┌─ Material provided

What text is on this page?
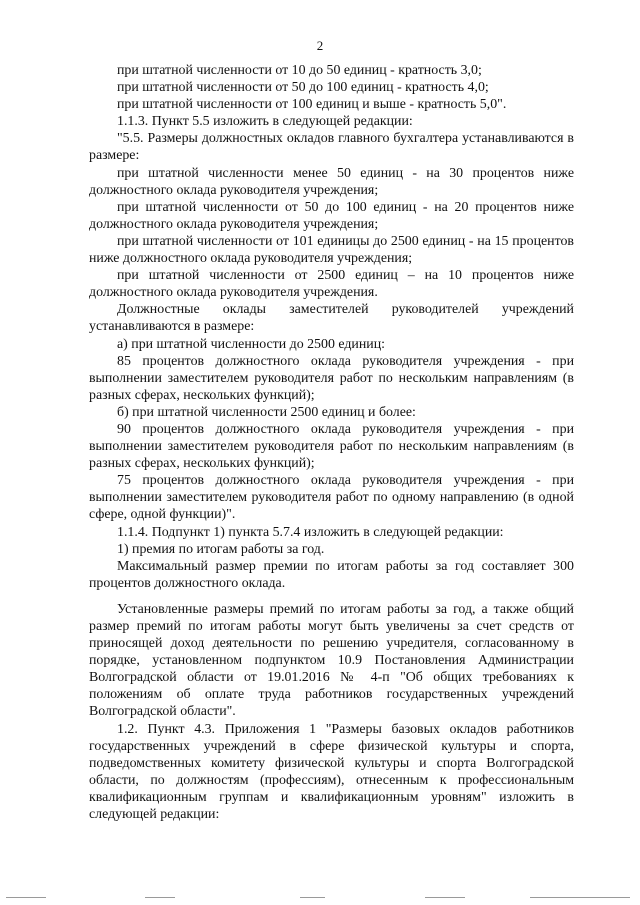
2

при штатной численности от 10 до 50 единиц - кратность 3,0;

при штатной численности от 50 до 100 единиц - кратность 4,0;

при штатной численности от 100 единиц и выше - кратность 5,0".

1.1.3. Пункт 5.5 изложить в следующей редакции:

"5.5. Размеры должностных окладов главного бухгалтера устанавливаются в размере:

при штатной численности менее 50 единиц - на 30 процентов ниже должностного оклада руководителя учреждения;

при штатной численности от 50 до 100 единиц - на 20 процентов ниже должностного оклада руководителя учреждения;

при штатной численности от 101 единицы до 2500 единиц - на 15 процентов ниже должностного оклада руководителя учреждения;

при штатной численности от 2500 единиц – на 10 процентов ниже должностного оклада руководителя учреждения.

Должностные оклады заместителей руководителей учреждений устанавливаются в размере:

а) при штатной численности до 2500 единиц:

85 процентов должностного оклада руководителя учреждения - при выполнении заместителем руководителя работ по нескольким направлениям (в разных сферах, нескольких функций);

б) при штатной численности 2500 единиц и более:

90 процентов должностного оклада руководителя учреждения - при выполнении заместителем руководителя работ по нескольким направлениям (в разных сферах, нескольких функций);

75 процентов должностного оклада руководителя учреждения - при выполнении заместителем руководителя работ по одному направлению (в одной сфере, одной функции)".

1.1.4. Подпункт 1) пункта 5.7.4 изложить в следующей редакции:

1) премия по итогам работы за год.

Максимальный размер премии по итогам работы за год составляет 300 процентов должностного оклада.

Установленные размеры премий по итогам работы за год, а также общий размер премий по итогам работы могут быть увеличены за счет средств от приносящей доход деятельности по решению учредителя, согласованному в порядке, установленном подпунктом 10.9 Постановления Администрации Волгоградской области от 19.01.2016 № 4-п "Об общих требованиях к положениям об оплате труда работников государственных учреждений Волгоградской области".

1.2. Пункт 4.3. Приложения 1 "Размеры базовых окладов работников государственных учреждений в сфере физической культуры и спорта, подведомственных комитету физической культуры и спорта Волгоградской области, по должностям (профессиям), отнесенным к профессиональным квалификационным группам и квалификационным уровням" изложить в следующей редакции:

└─

What you should do
Output the records above exactly as they are, leaving out the pictures.

The output
What text is on this page?
2

при штатной численности от 10 до 50 единиц - кратность 3,0;

при штатной численности от 50 до 100 единиц - кратность 4,0;

при штатной численности от 100 единиц и выше - кратность 5,0".

1.1.3. Пункт 5.5 изложить в следующей редакции:

"5.5. Размеры должностных окладов главного бухгалтера устанавливаются в размере:

при штатной численности менее 50 единиц - на 30 процентов ниже должностного оклада руководителя учреждения;

при штатной численности от 50 до 100 единиц - на 20 процентов ниже должностного оклада руководителя учреждения;

при штатной численности от 101 единицы до 2500 единиц - на 15 процентов ниже должностного оклада руководителя учреждения;

при штатной численности от 2500 единиц – на 10 процентов ниже должностного оклада руководителя учреждения.

Должностные оклады заместителей руководителей учреждений устанавливаются в размере:

а) при штатной численности до 2500 единиц:

85 процентов должностного оклада руководителя учреждения - при выполнении заместителем руководителя работ по нескольким направлениям (в разных сферах, нескольких функций);

б) при штатной численности 2500 единиц и более:

90 процентов должностного оклада руководителя учреждения - при выполнении заместителем руководителя работ по нескольким направлениям (в разных сферах, нескольких функций);

75 процентов должностного оклада руководителя учреждения - при выполнении заместителем руководителя работ по одному направлению (в одной сфере, одной функции)".

1.1.4. Подпункт 1) пункта 5.7.4 изложить в следующей редакции:

1) премия по итогам работы за год.

Максимальный размер премии по итогам работы за год составляет 300 процентов должностного оклада.

Установленные размеры премий по итогам работы за год, а также общий размер премий по итогам работы могут быть увеличены за счет средств от приносящей доход деятельности по решению учредителя, согласованному в порядке, установленном подпунктом 10.9 Постановления Администрации Волгоградской области от 19.01.2016 № 4-п "Об общих требованиях к положениям об оплате труда работников государственных учреждений Волгоградской области".

1.2. Пункт 4.3. Приложения 1 "Размеры базовых окладов работников государственных учреждений в сфере физической культуры и спорта, подведомственных комитету физической культуры и спорта Волгоградской области, по должностям (профессиям), отнесенным к профессиональным квалификационным группам и квалификационным уровням" изложить в следующей редакции:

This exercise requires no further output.